Goal: Reproduce the data below verbatim, from the line with "what elements are" to the line with "Text: UBD 0141", both of those lines included.

Supplied records:
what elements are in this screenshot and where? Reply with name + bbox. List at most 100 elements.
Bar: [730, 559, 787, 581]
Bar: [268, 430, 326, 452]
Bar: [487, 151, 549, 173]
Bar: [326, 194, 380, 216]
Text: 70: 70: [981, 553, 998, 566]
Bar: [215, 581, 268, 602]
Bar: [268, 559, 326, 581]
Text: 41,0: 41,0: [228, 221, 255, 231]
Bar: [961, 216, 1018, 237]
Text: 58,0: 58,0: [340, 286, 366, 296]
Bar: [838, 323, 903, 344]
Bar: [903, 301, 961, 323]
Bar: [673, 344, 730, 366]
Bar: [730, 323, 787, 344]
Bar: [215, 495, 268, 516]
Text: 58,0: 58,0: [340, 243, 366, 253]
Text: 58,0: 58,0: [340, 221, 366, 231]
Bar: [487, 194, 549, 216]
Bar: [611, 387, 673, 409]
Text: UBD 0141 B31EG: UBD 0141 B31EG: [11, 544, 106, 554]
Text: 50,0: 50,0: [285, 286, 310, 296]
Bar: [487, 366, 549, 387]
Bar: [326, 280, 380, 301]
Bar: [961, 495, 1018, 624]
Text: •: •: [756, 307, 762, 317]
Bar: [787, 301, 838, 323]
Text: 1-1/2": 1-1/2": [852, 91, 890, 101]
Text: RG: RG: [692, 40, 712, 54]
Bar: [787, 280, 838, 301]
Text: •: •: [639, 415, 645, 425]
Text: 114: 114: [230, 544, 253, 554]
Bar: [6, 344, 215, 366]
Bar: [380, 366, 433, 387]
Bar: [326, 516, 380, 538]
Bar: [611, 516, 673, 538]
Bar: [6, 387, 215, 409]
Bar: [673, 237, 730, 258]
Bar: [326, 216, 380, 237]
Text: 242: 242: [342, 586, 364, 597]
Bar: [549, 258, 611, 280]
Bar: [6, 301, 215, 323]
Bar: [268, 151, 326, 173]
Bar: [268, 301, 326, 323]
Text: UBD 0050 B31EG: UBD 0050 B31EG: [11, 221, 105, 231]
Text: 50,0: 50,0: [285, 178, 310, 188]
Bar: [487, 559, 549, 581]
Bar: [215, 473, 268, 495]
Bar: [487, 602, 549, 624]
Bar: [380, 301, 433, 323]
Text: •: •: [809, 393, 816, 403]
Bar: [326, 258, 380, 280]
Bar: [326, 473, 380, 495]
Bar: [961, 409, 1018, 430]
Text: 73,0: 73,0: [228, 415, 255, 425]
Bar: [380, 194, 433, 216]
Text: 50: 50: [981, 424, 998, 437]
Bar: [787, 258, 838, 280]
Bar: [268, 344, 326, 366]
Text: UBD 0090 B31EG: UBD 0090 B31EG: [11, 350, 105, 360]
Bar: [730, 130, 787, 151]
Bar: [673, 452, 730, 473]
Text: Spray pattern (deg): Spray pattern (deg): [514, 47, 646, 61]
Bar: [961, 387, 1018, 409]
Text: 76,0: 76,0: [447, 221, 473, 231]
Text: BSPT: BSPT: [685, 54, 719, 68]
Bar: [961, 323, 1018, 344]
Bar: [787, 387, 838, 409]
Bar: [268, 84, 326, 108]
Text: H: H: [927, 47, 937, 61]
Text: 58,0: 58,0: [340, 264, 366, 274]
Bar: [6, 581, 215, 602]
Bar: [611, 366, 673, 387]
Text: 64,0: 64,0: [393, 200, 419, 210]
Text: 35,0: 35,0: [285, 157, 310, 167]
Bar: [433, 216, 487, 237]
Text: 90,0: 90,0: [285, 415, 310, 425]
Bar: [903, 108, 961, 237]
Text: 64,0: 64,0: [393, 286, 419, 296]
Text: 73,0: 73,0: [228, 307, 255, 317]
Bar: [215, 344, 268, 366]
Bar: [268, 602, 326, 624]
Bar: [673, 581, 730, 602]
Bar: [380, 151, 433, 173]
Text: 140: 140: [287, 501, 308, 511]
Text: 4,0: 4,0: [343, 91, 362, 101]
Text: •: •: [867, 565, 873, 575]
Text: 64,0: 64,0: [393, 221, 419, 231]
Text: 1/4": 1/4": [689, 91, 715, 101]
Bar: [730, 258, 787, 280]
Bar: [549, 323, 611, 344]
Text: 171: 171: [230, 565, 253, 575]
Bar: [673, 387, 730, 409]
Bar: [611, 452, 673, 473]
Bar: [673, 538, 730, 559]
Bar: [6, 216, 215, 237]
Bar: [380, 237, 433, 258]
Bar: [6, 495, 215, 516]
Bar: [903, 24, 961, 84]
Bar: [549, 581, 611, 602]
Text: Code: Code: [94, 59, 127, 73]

--

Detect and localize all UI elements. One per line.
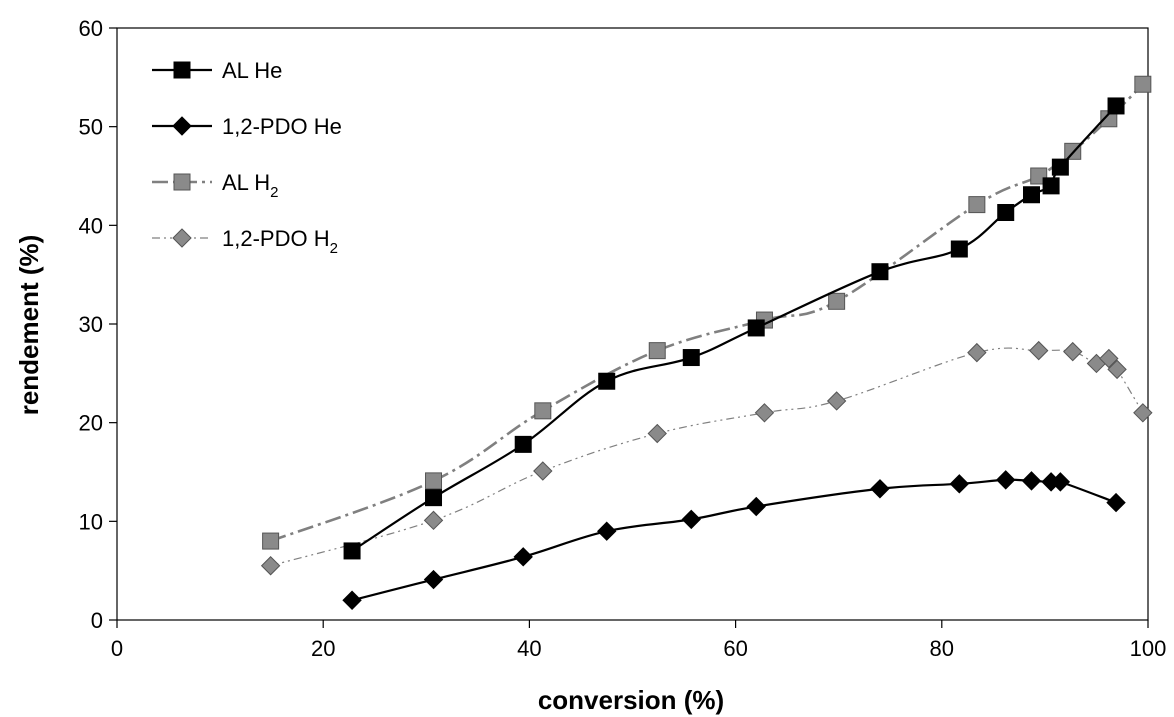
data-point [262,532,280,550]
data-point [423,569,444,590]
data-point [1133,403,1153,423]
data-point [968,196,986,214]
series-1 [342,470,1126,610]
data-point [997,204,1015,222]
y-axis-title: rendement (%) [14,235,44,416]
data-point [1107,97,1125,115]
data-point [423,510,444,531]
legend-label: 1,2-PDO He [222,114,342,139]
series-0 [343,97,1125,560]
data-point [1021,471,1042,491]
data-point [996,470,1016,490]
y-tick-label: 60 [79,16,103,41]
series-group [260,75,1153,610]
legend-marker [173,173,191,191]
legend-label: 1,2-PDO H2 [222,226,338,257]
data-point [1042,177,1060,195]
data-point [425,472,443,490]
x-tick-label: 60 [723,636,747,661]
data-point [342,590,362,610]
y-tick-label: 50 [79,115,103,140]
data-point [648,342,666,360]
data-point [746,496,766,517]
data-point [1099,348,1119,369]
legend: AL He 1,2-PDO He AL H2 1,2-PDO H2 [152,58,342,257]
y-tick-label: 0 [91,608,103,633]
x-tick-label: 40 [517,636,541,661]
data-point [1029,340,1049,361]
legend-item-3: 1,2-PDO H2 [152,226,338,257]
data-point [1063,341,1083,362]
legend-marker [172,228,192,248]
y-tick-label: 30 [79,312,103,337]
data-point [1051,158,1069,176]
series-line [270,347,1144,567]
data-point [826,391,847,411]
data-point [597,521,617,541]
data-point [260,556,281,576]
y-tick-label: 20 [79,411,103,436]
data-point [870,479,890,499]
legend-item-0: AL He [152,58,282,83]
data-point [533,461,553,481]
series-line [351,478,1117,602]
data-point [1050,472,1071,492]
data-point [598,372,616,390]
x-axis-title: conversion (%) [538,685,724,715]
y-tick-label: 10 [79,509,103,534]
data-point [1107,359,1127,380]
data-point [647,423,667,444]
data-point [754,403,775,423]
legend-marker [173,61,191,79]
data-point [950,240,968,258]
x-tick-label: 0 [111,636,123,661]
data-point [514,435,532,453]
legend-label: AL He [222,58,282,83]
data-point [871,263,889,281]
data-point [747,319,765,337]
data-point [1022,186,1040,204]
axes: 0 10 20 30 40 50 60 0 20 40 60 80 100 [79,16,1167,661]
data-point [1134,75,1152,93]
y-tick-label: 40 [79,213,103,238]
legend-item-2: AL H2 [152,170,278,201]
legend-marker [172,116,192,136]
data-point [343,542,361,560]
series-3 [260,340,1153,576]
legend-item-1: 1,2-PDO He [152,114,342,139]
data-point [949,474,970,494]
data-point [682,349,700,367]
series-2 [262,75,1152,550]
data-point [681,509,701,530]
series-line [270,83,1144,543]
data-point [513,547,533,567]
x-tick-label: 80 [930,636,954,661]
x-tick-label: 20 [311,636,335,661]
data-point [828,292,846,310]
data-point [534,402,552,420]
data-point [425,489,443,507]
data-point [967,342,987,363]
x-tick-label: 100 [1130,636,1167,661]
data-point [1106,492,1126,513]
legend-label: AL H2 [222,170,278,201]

The reply:
what elements are in this screenshot and where? Reply with name + bbox. List at most 100 elements.
Bar: [730, 559, 787, 581]
Bar: [268, 430, 326, 452]
Bar: [487, 151, 549, 173]
Bar: [326, 194, 380, 216]
Text: 70: 70: [981, 553, 998, 566]
Bar: [215, 581, 268, 602]
Bar: [268, 559, 326, 581]
Text: 41,0: 41,0: [228, 221, 255, 231]
Bar: [961, 216, 1018, 237]
Text: 58,0: 58,0: [340, 286, 366, 296]
Bar: [838, 323, 903, 344]
Bar: [903, 301, 961, 323]
Bar: [673, 344, 730, 366]
Bar: [730, 323, 787, 344]
Bar: [215, 495, 268, 516]
Text: 58,0: 58,0: [340, 243, 366, 253]
Text: 58,0: 58,0: [340, 221, 366, 231]
Bar: [487, 194, 549, 216]
Bar: [611, 387, 673, 409]
Text: UBD 0141 B31EG: UBD 0141 B31EG: [11, 544, 106, 554]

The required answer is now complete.